··· PROVIDED MATERIAL ···

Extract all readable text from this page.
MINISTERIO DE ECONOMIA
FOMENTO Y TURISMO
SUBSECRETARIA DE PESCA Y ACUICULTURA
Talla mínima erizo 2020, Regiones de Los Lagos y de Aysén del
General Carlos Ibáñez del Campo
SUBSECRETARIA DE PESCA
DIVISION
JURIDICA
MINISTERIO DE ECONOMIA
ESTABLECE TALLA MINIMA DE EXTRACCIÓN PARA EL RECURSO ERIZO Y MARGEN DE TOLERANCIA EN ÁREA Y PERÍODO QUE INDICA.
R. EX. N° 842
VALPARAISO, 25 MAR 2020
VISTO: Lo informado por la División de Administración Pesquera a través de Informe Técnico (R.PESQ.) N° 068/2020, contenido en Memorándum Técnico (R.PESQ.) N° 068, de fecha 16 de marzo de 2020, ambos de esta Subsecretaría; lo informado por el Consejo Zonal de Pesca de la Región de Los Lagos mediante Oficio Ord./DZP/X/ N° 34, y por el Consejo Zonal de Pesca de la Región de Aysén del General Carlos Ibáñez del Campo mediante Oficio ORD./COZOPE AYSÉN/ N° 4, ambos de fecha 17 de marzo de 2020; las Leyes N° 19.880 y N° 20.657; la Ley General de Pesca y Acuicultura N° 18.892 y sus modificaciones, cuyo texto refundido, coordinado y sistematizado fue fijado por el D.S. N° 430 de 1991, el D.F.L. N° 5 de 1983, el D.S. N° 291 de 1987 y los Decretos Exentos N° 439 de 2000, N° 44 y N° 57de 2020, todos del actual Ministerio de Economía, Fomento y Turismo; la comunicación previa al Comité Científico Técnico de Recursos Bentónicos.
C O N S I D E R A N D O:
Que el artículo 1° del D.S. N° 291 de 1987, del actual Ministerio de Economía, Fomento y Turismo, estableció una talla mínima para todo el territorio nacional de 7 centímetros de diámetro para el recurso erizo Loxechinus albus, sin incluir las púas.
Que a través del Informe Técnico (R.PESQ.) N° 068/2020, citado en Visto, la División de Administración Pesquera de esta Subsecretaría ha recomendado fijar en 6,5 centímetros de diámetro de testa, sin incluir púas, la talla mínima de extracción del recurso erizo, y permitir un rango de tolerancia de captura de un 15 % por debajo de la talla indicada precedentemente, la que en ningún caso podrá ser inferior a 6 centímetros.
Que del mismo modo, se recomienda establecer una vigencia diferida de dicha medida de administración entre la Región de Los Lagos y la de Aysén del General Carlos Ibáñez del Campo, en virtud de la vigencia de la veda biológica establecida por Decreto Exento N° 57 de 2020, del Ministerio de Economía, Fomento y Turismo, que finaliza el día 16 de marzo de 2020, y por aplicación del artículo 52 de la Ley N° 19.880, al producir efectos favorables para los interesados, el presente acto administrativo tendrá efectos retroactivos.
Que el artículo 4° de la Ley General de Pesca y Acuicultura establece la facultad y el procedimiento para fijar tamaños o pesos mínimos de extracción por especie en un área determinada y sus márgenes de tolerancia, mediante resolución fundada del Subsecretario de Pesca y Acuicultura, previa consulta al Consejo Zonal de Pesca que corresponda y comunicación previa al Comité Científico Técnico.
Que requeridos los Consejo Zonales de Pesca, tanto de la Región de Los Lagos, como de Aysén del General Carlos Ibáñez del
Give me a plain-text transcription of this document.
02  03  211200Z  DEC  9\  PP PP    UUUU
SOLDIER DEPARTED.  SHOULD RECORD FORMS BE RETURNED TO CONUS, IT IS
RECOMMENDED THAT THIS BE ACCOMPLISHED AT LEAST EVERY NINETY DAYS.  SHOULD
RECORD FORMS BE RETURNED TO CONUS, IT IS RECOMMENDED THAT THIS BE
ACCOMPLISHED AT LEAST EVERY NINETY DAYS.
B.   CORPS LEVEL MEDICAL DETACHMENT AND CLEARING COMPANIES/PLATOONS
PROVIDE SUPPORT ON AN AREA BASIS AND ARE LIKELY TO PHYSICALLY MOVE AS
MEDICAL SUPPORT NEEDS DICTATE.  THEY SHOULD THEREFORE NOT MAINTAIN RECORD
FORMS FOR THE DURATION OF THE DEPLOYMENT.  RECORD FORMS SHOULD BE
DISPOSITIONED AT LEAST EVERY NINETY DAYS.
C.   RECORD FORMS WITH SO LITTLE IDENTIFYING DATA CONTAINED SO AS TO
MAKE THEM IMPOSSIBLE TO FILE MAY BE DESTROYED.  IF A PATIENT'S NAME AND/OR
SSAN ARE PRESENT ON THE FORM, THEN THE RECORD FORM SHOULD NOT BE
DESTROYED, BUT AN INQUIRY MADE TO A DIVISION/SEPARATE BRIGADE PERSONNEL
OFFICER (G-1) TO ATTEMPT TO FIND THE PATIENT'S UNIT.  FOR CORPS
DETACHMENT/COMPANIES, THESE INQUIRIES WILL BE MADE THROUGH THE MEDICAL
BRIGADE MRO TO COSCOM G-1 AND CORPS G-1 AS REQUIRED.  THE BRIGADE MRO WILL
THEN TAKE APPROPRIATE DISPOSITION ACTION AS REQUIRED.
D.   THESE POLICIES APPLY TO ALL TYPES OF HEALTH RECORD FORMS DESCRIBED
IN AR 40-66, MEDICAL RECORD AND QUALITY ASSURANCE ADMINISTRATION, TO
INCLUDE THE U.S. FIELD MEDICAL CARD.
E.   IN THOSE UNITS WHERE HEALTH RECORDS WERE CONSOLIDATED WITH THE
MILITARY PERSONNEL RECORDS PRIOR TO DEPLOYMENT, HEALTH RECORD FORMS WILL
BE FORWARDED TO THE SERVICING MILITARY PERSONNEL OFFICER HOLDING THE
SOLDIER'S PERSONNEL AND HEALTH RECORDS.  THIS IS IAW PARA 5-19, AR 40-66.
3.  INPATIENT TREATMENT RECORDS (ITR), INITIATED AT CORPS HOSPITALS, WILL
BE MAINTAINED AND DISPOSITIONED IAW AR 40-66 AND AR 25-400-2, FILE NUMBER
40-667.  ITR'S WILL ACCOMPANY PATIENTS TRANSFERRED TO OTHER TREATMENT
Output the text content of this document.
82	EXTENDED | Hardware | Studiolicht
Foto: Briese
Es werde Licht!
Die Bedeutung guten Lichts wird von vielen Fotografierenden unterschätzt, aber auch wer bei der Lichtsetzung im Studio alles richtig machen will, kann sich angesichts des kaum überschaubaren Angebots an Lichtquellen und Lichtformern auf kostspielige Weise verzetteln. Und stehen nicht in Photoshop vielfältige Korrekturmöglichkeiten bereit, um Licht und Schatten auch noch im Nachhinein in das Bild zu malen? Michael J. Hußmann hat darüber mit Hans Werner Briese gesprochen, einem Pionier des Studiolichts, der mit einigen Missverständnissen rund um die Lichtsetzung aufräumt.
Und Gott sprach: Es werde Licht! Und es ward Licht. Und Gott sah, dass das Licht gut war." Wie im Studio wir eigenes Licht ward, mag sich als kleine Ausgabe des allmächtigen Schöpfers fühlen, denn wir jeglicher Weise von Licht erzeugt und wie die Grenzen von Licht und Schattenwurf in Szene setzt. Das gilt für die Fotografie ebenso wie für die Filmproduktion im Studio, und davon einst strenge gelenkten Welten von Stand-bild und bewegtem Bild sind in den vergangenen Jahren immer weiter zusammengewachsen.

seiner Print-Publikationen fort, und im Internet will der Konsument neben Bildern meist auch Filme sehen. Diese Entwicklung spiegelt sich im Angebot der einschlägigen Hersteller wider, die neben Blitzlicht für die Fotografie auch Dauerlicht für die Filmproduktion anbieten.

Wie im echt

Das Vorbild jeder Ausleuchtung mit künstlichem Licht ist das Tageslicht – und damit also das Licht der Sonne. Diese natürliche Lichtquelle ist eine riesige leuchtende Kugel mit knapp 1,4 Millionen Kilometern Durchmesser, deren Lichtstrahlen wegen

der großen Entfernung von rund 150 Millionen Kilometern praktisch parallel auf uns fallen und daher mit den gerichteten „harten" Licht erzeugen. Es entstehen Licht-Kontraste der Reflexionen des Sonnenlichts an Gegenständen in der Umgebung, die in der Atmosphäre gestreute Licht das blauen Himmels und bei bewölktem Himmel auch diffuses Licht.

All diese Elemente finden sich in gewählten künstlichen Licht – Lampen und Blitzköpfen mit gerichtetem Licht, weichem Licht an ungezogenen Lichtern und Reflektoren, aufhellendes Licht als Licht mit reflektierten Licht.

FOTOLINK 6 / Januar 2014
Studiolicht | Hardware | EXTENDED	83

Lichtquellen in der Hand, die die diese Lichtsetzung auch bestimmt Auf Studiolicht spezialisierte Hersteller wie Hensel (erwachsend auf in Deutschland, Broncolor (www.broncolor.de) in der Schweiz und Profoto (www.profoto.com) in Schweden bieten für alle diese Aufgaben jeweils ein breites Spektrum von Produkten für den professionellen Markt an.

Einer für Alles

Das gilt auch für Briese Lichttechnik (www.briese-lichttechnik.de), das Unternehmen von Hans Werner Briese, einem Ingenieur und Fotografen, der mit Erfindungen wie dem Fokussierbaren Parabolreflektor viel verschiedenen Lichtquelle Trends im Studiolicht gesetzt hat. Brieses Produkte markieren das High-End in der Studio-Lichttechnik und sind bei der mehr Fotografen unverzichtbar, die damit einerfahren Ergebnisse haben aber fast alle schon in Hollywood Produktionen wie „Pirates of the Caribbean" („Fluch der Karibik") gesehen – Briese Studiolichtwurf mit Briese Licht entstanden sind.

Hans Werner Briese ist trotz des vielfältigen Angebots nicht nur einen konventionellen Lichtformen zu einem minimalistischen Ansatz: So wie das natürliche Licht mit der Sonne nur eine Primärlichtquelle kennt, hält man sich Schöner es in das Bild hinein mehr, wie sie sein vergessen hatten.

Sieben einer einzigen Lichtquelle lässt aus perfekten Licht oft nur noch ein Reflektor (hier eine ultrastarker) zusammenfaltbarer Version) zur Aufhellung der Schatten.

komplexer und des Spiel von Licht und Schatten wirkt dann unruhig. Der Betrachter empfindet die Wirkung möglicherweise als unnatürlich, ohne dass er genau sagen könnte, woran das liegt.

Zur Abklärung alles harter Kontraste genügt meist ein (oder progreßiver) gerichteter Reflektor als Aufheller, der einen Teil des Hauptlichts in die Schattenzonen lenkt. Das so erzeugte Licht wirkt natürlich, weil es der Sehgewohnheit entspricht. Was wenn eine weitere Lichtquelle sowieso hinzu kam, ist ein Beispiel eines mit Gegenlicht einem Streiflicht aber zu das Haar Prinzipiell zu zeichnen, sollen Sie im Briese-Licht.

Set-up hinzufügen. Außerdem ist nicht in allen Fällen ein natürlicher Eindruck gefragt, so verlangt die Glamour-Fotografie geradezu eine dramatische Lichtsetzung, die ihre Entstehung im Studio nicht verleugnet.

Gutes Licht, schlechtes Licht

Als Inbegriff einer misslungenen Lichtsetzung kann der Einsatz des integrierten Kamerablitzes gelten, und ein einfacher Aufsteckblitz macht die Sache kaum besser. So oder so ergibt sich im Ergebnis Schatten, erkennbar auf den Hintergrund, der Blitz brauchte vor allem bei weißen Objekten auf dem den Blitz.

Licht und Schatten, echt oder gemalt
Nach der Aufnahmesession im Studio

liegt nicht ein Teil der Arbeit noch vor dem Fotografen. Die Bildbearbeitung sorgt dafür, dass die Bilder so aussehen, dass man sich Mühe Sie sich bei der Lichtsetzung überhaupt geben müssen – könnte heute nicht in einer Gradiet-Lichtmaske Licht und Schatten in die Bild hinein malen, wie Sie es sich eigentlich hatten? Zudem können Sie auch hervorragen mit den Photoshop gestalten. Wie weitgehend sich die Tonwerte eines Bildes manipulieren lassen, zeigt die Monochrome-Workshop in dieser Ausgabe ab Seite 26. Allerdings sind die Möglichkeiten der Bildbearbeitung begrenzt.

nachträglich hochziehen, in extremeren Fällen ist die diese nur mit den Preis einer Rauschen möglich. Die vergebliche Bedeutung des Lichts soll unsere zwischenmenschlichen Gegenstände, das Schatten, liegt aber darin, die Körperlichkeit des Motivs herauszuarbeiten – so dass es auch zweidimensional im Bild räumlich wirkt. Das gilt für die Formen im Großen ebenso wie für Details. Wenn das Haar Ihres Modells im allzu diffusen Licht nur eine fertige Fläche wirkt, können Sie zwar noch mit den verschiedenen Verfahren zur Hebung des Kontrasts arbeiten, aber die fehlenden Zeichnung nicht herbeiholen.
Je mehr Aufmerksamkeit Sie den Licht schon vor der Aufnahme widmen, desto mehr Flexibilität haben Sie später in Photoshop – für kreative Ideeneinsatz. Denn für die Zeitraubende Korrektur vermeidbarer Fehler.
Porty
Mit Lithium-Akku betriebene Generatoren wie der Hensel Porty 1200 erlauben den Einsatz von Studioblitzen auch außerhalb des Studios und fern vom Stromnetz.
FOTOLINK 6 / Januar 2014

···

§ **WHAT YOU NEED TO DO**:
Across the data, find each line that has "DAYS" in it and copy that line.

§ **RESPONSE TO THIS TASK**:
RECOMMENDED THAT THIS BE ACCOMPLISHED AT LEAST EVERY NINETY DAYS.  SHOULD
ACCOMPLISHED AT LEAST EVERY NINETY DAYS.
DISPOSITIONED AT LEAST EVERY NINETY DAYS.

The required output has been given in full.